[TEXT BLOCK]
=======

In our examples of the tearing-and-stitching tests, the OCICI outperforms the H-RANSAC; the acknowledgeable point of the merit is that the OCICI method performs excellently for most of the given images for the tearing-and-stitching tests with just 3 candidate inliers. On the other hand, in Fig. 18, it is shown that OCICI with 3 candidate inliers outperforms A-RANSAC with 3 initial random guesses where the matching threshold 1.2 is taken for both methods; from our experiments, as the threshold 𝜖𝜖 decreases, the quality difference between the results of both methods tends to increase (in the Figure, fatal miss stitching is shown, given by A-RANSAC).

E1KOBZ_2020_v14n4_1648_f0017.png 이미지

Fig. 18. Actual graphical output of stitching of A-RANSAC vs. OCICI, for 𝜖=1.2

B. Tests by other general image data

In this section, we present some other miscellaneous stitching results by a general image data; here we apply the methods A-RANSAC, OCICI, and H-RANSAC for several images including those of Adobe Panoramas Dataset which is tested in [19]. As in the previous example tests, we set the candidate initial inliers 3 in OCICI and the number of random choice of RANSAC of H-RANSAC 3000, and 3 random initial choices of guesses for A-RANSAC.

=======

[INPUT RECORDS]
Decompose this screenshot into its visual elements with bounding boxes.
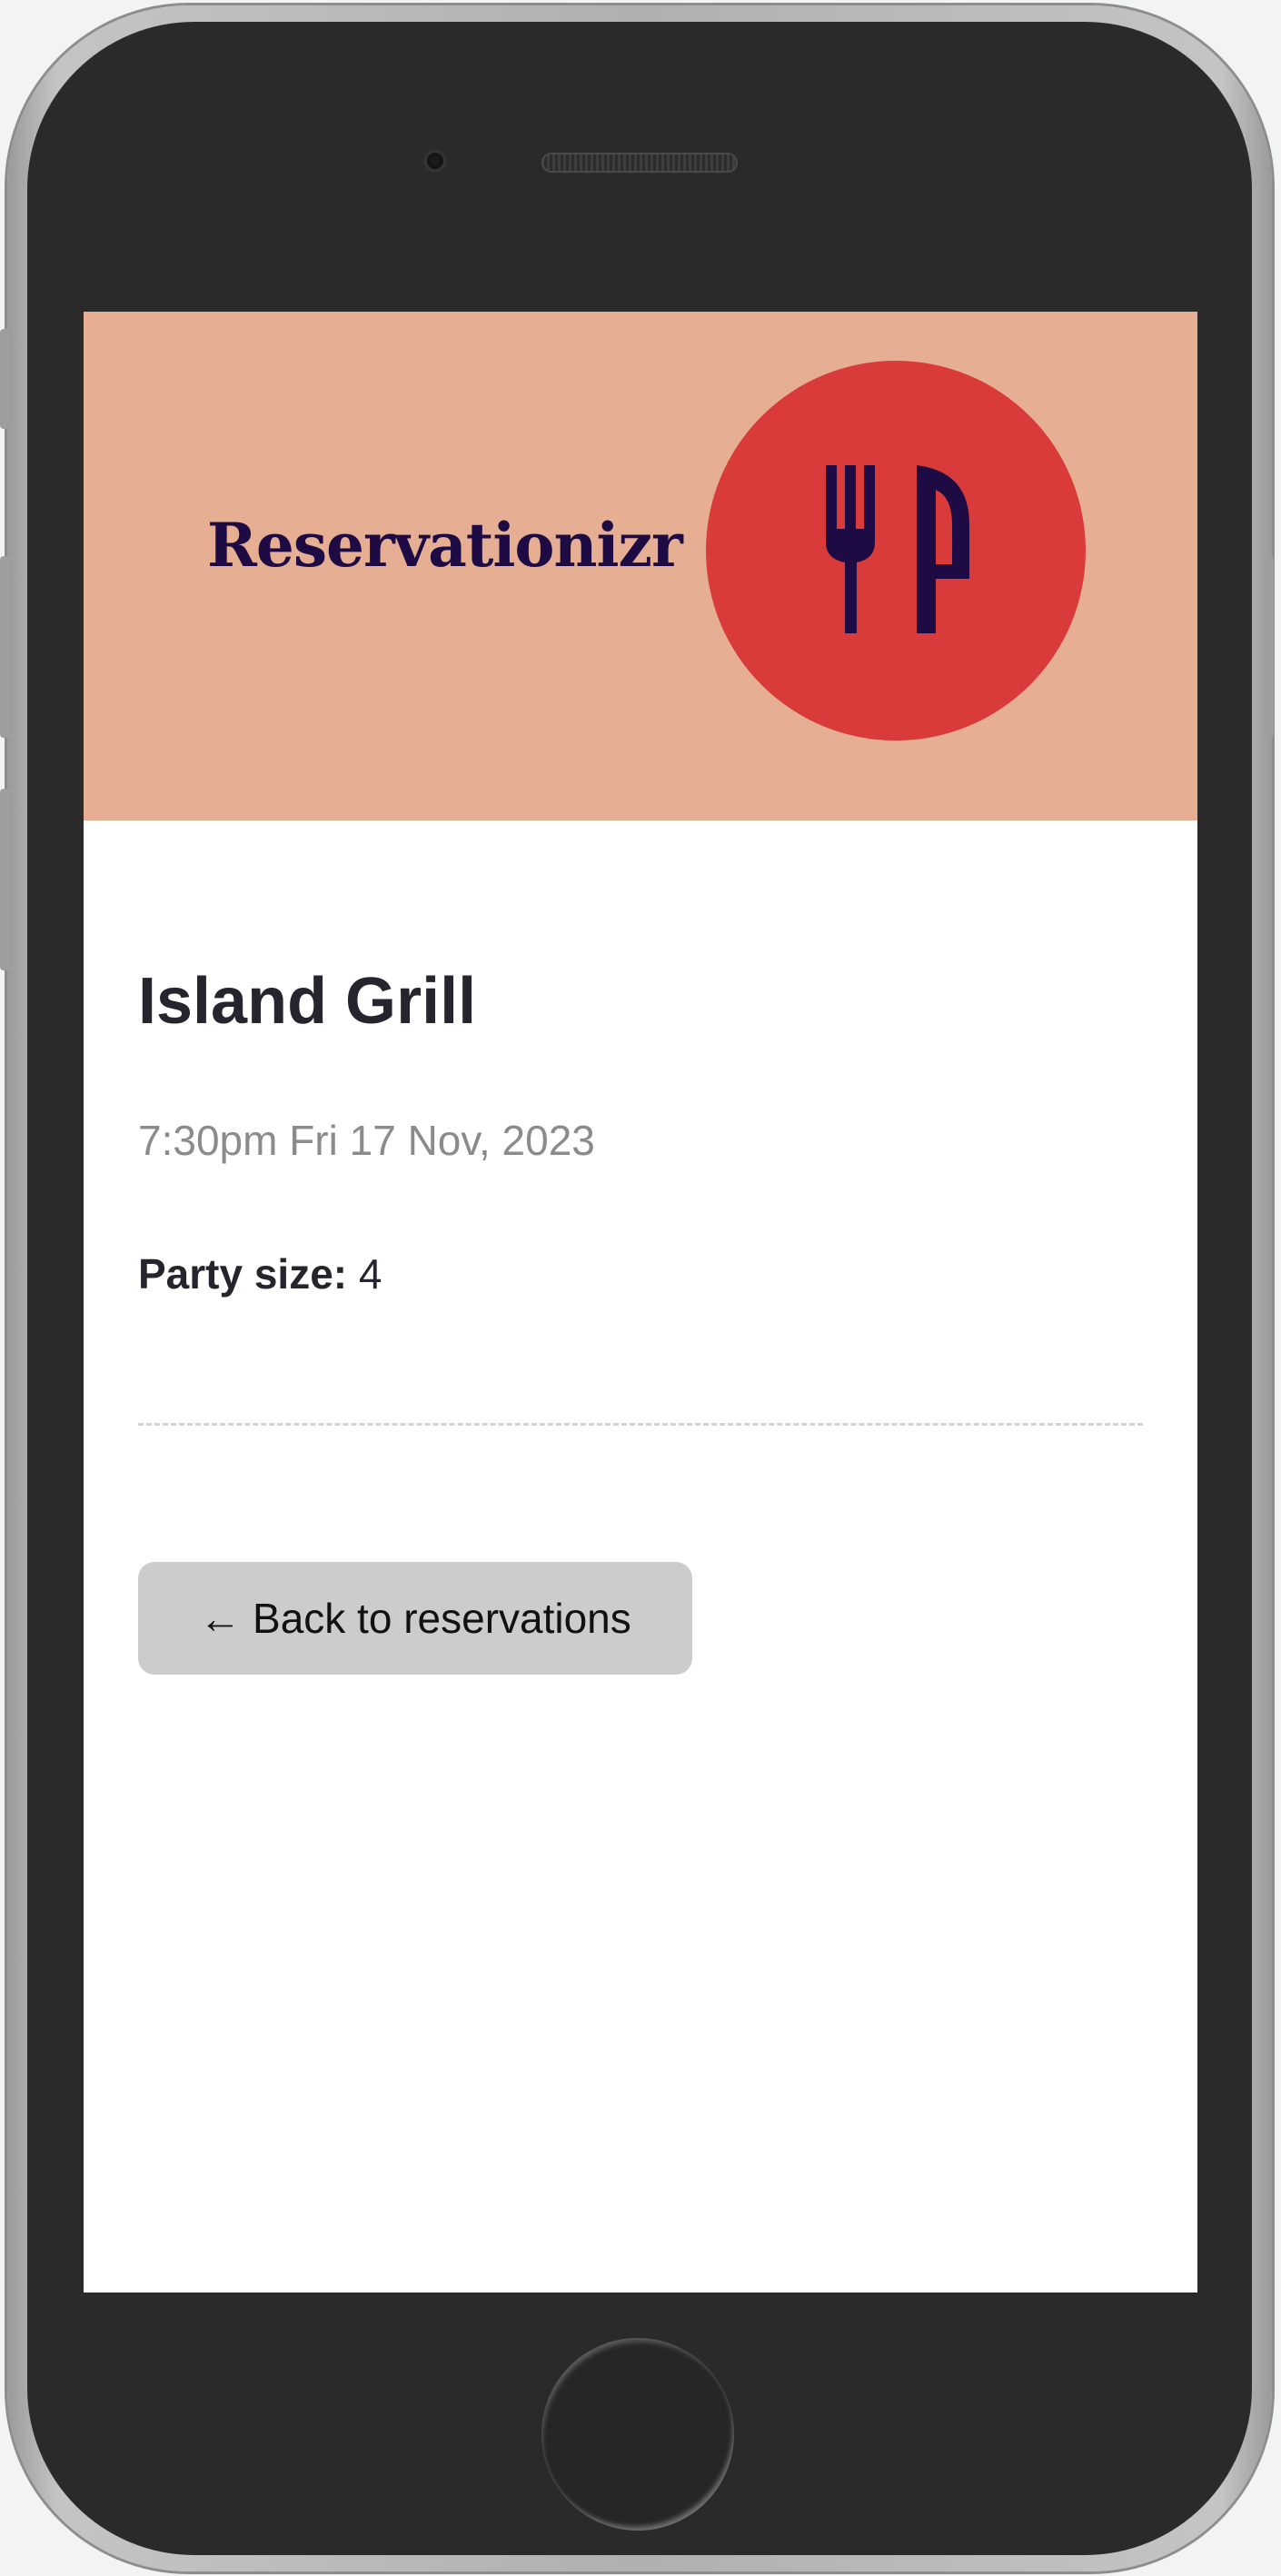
divider <box>138 1423 1143 1426</box>
earpiece-speaker <box>541 153 738 173</box>
back-to-reservations-button[interactable]: ← Back to reservations <box>138 1562 692 1675</box>
front-camera <box>423 149 447 173</box>
party-size-label: Party size: <box>138 1250 348 1298</box>
restaurant-name: Island Grill <box>138 965 477 1038</box>
app-screen: Reservationizr Island Grill 7:30pm Fri 1… <box>84 312 1197 2293</box>
fork-knife-icon <box>826 465 969 633</box>
volume-up-button <box>0 556 9 738</box>
brand-title[interactable]: Reservationizr <box>207 510 683 581</box>
fork-knife-logo-icon <box>706 361 1086 741</box>
reservation-datetime: 7:30pm Fri 17 Nov, 2023 <box>138 1117 595 1164</box>
mute-switch <box>0 329 9 429</box>
volume-down-button <box>0 789 9 970</box>
party-size: Party size: 4 <box>138 1249 382 1298</box>
home-button[interactable] <box>541 2338 734 2531</box>
power-button <box>1265 556 1274 738</box>
party-size-value: 4 <box>358 1250 382 1298</box>
app-header: Reservationizr <box>84 312 1197 821</box>
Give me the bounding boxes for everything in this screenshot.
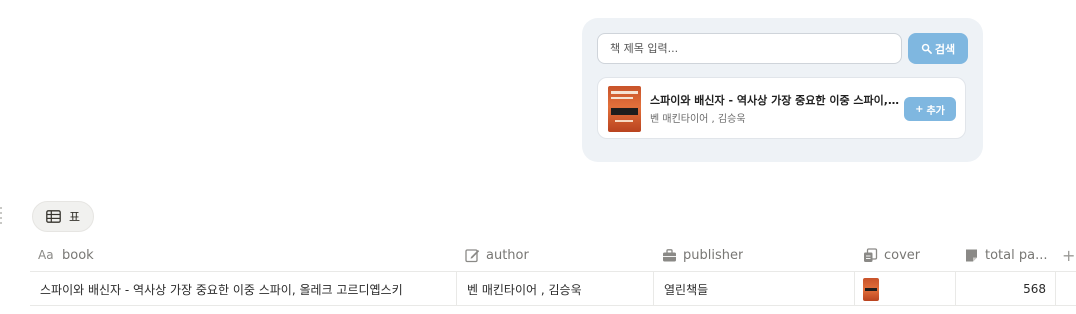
column-header-label: cover: [884, 247, 921, 263]
cell-total-pages[interactable]: 568: [956, 272, 1056, 306]
add-book-button[interactable]: + 추가: [904, 97, 956, 121]
table-header-row: Aa book author publisher cover total pa.…: [30, 238, 1076, 272]
view-tab-label: 표: [69, 210, 81, 224]
search-button[interactable]: 검색: [908, 33, 968, 64]
column-header-label: book: [62, 247, 94, 263]
column-header-total-pages[interactable]: total pa...: [956, 238, 1056, 272]
table-row[interactable]: 스파이와 배신자 - 역사상 가장 중요한 이중 스파이, 올레크 고르디옙스키…: [30, 272, 1076, 306]
search-button-label: 검색: [934, 42, 956, 56]
search-icon: [921, 43, 932, 54]
column-header-label: total pa...: [985, 247, 1048, 263]
edit-icon: [465, 248, 480, 262]
cover-image[interactable]: [863, 277, 879, 301]
drag-handle-icon[interactable]: [0, 207, 4, 225]
cell-author[interactable]: 벤 매킨타이어 , 김승욱: [457, 272, 654, 306]
title-property-icon: Aa: [38, 248, 54, 262]
column-header-label: publisher: [683, 247, 744, 263]
book-search-widget: 검색 스파이와 배신자 - 역사상 가장 중요한 이중 스파이, 올레크 고르디…: [582, 18, 983, 162]
cell-publisher[interactable]: 열린책들: [654, 272, 855, 306]
search-input[interactable]: [597, 33, 902, 64]
table-icon: [46, 210, 61, 223]
column-header-cover[interactable]: cover: [855, 238, 956, 272]
add-column-button[interactable]: +: [1062, 238, 1075, 272]
search-result-card: 스파이와 배신자 - 역사상 가장 중요한 이중 스파이, 올레크 고르디옙스키…: [597, 77, 966, 139]
plus-icon: +: [915, 103, 924, 115]
add-button-label: 추가: [926, 105, 945, 117]
book-table: Aa book author publisher cover total pa.…: [30, 238, 1076, 306]
cell-cover[interactable]: [855, 272, 956, 306]
column-header-author[interactable]: author: [457, 238, 654, 272]
cell-book[interactable]: 스파이와 배신자 - 역사상 가장 중요한 이중 스파이, 올레크 고르디옙스키: [30, 272, 457, 306]
column-header-book[interactable]: Aa book: [30, 238, 457, 272]
column-header-publisher[interactable]: publisher: [654, 238, 855, 272]
view-tab-table[interactable]: 표: [32, 201, 95, 232]
result-author: 벤 매킨타이어 , 김승욱: [650, 114, 746, 125]
number-property-icon: [966, 249, 977, 261]
briefcase-icon: [663, 248, 676, 261]
files-icon: [864, 247, 878, 262]
book-cover-thumbnail: [608, 86, 641, 132]
column-header-label: author: [486, 247, 529, 263]
result-title: 스파이와 배신자 - 역사상 가장 중요한 이중 스파이, 올레크 고르디옙스키: [650, 94, 900, 107]
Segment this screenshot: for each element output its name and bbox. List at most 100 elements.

=======

[WHAT YOU NEED TO DO]
• 1. Repeat the passage on image stitching between "In this section, we" and "guesses for A-RANSAC.", inclusive.
• 2. Reproduce the entries from their first line through the line holding "Give me the", inclusive, leaving out the pictures.

[ANSWERS FOR THE TASKS]
• 1.
In this section, we present some other miscellaneous stitching results by a general image data; here we apply the methods A-RANSAC, OCICI, and H-RANSAC for several images including those of Adobe Panoramas Dataset which is tested in [19]. As in the previous example tests, we set the candidate initial inliers 3 in OCICI and the number of random choice of RANSAC of H-RANSAC 3000, and 3 random initial choices of guesses for A-RANSAC.

• 2.
Decompose this screenshot into its visual elements with bounding boxes.
divider <box>138 1423 1143 1426</box>
earpiece-speaker <box>541 153 738 173</box>
back-to-reservations-button[interactable]: ← Back to reservations <box>138 1562 692 1675</box>
front-camera <box>423 149 447 173</box>
party-size-label: Party size: <box>138 1250 348 1298</box>
restaurant-name: Island Grill <box>138 965 477 1038</box>
app-screen: Reservationizr Island Grill 7:30pm Fri 1… <box>84 312 1197 2293</box>
fork-knife-icon <box>826 465 969 633</box>
volume-up-button <box>0 556 9 738</box>
brand-title[interactable]: Reservationizr <box>207 510 683 581</box>
fork-knife-logo-icon <box>706 361 1086 741</box>
reservation-datetime: 7:30pm Fri 17 Nov, 2023 <box>138 1117 595 1164</box>
mute-switch <box>0 329 9 429</box>
volume-down-button <box>0 789 9 970</box>
party-size: Party size: 4 <box>138 1249 382 1298</box>
home-button[interactable] <box>541 2338 734 2531</box>
power-button <box>1265 556 1274 738</box>
party-size-value: 4 <box>358 1250 382 1298</box>
app-header: Reservationizr <box>84 312 1197 821</box>
Give me the bounding boxes for everything in this screenshot.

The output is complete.